Provided information
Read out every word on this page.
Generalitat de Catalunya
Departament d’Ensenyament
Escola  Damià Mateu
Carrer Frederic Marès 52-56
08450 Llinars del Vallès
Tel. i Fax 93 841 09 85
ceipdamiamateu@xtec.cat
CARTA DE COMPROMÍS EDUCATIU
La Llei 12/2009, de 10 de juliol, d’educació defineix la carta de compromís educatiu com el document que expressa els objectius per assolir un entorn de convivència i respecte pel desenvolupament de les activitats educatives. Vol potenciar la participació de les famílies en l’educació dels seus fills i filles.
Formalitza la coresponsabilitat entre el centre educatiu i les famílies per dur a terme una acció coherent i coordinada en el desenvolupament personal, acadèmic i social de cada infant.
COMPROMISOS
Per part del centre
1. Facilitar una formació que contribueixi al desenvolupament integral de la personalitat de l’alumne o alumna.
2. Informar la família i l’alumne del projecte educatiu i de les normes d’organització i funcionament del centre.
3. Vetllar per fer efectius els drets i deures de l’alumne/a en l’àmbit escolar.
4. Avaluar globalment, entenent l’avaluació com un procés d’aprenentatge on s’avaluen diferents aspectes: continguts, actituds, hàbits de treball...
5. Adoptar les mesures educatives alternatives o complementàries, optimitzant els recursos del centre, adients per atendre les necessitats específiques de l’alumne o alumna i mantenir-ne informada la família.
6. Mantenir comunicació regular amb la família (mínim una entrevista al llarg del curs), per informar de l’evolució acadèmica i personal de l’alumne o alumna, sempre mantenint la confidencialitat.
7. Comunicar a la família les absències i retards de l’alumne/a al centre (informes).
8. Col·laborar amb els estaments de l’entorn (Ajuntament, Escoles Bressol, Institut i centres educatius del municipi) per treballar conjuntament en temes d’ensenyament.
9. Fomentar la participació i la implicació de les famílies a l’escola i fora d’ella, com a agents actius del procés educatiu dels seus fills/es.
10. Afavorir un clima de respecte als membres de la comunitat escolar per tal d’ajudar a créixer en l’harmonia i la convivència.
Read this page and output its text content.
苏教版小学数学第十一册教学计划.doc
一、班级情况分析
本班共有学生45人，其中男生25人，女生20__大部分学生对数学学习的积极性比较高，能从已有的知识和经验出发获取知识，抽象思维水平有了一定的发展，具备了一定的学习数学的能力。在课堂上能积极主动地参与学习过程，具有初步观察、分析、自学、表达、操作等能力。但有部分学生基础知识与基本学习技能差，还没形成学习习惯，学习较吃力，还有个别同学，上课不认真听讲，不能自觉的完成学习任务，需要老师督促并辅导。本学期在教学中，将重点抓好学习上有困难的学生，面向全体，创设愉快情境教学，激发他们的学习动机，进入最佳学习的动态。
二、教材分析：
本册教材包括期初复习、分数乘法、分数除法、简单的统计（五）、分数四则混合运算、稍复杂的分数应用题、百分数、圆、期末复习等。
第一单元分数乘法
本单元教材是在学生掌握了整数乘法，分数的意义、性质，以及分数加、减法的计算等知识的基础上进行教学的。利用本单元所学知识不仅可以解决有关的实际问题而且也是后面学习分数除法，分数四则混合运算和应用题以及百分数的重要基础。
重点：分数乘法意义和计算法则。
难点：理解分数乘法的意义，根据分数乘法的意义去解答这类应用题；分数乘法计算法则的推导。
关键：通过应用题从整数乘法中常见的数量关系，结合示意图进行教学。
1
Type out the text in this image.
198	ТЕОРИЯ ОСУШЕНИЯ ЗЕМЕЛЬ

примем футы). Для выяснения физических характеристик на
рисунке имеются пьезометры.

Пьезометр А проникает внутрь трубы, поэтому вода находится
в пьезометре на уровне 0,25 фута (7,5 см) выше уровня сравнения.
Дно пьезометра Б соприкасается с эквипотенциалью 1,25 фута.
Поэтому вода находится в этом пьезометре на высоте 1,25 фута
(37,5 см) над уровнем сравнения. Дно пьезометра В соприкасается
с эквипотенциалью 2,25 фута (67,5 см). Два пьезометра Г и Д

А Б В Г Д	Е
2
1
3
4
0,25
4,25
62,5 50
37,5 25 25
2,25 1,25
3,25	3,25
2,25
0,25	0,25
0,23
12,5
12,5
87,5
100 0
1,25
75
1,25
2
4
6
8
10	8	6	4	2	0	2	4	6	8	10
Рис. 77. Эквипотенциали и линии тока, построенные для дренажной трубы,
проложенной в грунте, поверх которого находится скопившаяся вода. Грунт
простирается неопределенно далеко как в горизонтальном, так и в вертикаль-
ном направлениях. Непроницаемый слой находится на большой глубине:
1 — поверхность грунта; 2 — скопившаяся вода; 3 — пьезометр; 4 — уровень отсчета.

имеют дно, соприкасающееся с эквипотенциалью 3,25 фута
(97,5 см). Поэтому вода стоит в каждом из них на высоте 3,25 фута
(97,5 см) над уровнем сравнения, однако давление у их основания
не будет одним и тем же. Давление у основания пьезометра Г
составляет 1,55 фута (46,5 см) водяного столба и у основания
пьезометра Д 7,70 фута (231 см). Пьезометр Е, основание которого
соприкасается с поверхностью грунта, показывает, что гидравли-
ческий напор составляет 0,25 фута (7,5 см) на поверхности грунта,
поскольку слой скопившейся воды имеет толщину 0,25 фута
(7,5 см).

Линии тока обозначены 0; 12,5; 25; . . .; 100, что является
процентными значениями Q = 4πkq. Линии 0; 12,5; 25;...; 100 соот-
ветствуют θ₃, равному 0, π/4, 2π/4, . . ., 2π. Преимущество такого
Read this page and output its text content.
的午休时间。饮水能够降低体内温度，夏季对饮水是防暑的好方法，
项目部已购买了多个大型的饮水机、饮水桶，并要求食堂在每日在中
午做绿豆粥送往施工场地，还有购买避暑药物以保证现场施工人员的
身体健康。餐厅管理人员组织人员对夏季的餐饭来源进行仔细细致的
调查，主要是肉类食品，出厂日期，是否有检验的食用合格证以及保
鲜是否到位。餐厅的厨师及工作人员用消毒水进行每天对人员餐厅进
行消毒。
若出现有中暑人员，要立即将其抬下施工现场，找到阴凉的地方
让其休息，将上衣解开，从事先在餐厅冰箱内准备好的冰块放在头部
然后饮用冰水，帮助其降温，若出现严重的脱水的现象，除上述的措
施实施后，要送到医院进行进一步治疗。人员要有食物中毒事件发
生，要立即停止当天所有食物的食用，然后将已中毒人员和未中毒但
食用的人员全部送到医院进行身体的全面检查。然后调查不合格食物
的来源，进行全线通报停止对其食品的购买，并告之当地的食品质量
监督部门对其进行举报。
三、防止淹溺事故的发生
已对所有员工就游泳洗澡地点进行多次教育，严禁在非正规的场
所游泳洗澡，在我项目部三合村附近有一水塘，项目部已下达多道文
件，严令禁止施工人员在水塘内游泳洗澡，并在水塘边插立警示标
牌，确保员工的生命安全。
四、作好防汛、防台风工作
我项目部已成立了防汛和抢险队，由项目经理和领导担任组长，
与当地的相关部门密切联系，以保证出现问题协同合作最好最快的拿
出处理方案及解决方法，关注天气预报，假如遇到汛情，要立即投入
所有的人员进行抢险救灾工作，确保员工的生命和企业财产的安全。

What is expected
Identify the lines that contain the string "educatives", and copy every one of them.

Result
La Llei 12/2009, de 10 de juliol, d’educació defineix la carta de compromís educatiu com el document que expressa els objectius per assolir un entorn de convivència i respecte pel desenvolupament de les activitats educatives. Vol potenciar la participació de les famílies en l’educació dels seus fills i filles.
5. Adoptar les mesures educatives alternatives o complementàries, optimitzant els recursos del centre, adients per atendre les necessitats específiques de l’alumne o alumna i mantenir-ne informada la família.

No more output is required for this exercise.